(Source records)

--- --- ---

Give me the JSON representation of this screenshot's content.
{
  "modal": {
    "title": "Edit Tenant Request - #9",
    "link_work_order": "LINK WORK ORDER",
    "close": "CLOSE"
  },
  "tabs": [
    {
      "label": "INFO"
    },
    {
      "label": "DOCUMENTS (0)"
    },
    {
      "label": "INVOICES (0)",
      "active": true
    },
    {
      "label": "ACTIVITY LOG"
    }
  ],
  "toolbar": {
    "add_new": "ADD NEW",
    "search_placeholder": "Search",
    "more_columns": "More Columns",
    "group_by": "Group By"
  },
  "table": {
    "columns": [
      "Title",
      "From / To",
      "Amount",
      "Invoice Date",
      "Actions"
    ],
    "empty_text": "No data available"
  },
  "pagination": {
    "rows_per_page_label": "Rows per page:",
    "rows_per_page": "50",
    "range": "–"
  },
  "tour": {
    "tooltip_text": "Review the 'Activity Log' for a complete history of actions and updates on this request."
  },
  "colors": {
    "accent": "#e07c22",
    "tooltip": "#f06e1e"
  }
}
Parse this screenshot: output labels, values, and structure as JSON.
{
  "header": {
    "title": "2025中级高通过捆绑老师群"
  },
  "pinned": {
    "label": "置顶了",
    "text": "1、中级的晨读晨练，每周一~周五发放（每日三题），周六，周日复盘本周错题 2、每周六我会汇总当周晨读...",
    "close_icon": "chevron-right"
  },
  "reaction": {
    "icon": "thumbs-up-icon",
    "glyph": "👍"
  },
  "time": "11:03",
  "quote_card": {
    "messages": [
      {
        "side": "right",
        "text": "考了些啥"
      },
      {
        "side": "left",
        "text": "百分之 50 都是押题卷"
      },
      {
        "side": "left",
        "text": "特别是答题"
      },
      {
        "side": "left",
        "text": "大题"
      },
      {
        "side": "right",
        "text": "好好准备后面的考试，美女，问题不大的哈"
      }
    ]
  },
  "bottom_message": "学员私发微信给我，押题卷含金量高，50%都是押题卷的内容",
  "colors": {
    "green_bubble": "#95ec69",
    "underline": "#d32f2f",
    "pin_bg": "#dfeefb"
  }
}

--- --- ---

Repeat the records above exactly, leaving none out.

## Exercise answer:
Give me the JSON representation of this screenshot's content.
{
  "modal": {
    "title": "Edit Tenant Request - #9",
    "link_work_order": "LINK WORK ORDER",
    "close": "CLOSE"
  },
  "tabs": [
    {
      "label": "INFO"
    },
    {
      "label": "DOCUMENTS (0)"
    },
    {
      "label": "INVOICES (0)",
      "active": true
    },
    {
      "label": "ACTIVITY LOG"
    }
  ],
  "toolbar": {
    "add_new": "ADD NEW",
    "search_placeholder": "Search",
    "more_columns": "More Columns",
    "group_by": "Group By"
  },
  "table": {
    "columns": [
      "Title",
      "From / To",
      "Amount",
      "Invoice Date",
      "Actions"
    ],
    "empty_text": "No data available"
  },
  "pagination": {
    "rows_per_page_label": "Rows per page:",
    "rows_per_page": "50",
    "range": "–"
  },
  "tour": {
    "tooltip_text": "Review the 'Activity Log' for a complete history of actions and updates on this request."
  },
  "colors": {
    "accent": "#e07c22",
    "tooltip": "#f06e1e"
  }
}
Parse this screenshot: output labels, values, and structure as JSON.
{
  "header": {
    "title": "2025中级高通过捆绑老师群"
  },
  "pinned": {
    "label": "置顶了",
    "text": "1、中级的晨读晨练，每周一~周五发放（每日三题），周六，周日复盘本周错题 2、每周六我会汇总当周晨读...",
    "close_icon": "chevron-right"
  },
  "reaction": {
    "icon": "thumbs-up-icon",
    "glyph": "👍"
  },
  "time": "11:03",
  "quote_card": {
    "messages": [
      {
        "side": "right",
        "text": "考了些啥"
      },
      {
        "side": "left",
        "text": "百分之 50 都是押题卷"
      },
      {
        "side": "left",
        "text": "特别是答题"
      },
      {
        "side": "left",
        "text": "大题"
      },
      {
        "side": "right",
        "text": "好好准备后面的考试，美女，问题不大的哈"
      }
    ]
  },
  "bottom_message": "学员私发微信给我，押题卷含金量高，50%都是押题卷的内容",
  "colors": {
    "green_bubble": "#95ec69",
    "underline": "#d32f2f",
    "pin_bg": "#dfeefb"
  }
}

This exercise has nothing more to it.